╭─ EXCERPTED PASSAGE
Minimum supported Rust version: **1.81**

## Limitations

- **No XML 1.1** — xmloxide implements XML 1.0 (Fifth Edition) only. XML 1.1 is rarely used and not planned.
- **No XSLT** — XSLT is a separate specification (libxslt) and is out of scope.
- **No Schematron** — Schematron validation is not implemented. DTD, RelaxNG, and XSD are supported.
- **HTML 4.01 only** — the HTML parser targets HTML 4.01, not the HTML5 parsing algorithm.
- **Push parser buffers internally** — the push/incremental parser API (`PushParser`) currently buffers all pushed data and performs the full parse on `finish()`, rather than truly streaming like libxml2's `xmlParseChunk`. SAX streaming (`parse_sax`) is available as an alternative for memory-constrained large-document processing.
- **XPath `namespace::` axis** — the `namespace::` axis returns the element node when in-scope namespaces match (rather than materializing separate namespace nodes), following the same pattern as the attribute axis.

## Contributing

See [CONTRIBUTING.md](CONTRIBUTING.md) for development setup and guidelines.

## Changelog

See [CHANGELOG.md](CHANGELOG.md) for version history.

## License

MIT
╰─
╭─ DATASET ROWS
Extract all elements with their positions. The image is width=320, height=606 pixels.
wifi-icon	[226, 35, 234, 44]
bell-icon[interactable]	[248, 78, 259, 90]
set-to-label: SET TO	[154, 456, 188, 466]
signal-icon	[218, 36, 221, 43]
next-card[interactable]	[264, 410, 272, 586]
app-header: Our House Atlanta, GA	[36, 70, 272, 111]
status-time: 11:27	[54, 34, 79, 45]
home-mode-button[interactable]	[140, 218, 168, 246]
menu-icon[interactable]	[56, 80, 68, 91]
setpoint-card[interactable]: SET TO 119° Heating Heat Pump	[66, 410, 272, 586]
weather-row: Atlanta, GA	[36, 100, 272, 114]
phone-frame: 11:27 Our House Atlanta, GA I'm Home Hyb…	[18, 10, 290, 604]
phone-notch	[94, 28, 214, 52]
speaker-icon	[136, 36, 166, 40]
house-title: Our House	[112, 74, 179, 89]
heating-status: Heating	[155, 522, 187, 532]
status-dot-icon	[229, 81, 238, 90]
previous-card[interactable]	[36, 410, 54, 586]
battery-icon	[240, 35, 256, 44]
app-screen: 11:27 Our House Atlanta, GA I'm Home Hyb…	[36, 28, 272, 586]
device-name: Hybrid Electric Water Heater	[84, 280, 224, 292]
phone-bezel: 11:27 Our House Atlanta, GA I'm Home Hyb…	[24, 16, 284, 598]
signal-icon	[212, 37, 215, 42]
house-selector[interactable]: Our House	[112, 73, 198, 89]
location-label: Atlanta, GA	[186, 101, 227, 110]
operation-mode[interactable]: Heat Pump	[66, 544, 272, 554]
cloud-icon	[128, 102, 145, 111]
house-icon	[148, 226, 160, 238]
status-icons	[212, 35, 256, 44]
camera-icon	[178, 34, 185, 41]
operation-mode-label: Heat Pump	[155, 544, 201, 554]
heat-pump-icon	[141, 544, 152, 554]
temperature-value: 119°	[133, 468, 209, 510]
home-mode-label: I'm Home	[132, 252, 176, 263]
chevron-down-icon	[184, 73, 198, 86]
╰─
TASK TO COMPLETE: From the xmloxide text, list every validation format it says is supported.

RESULT OF THE TASK: DTD, RelaxNG, XSD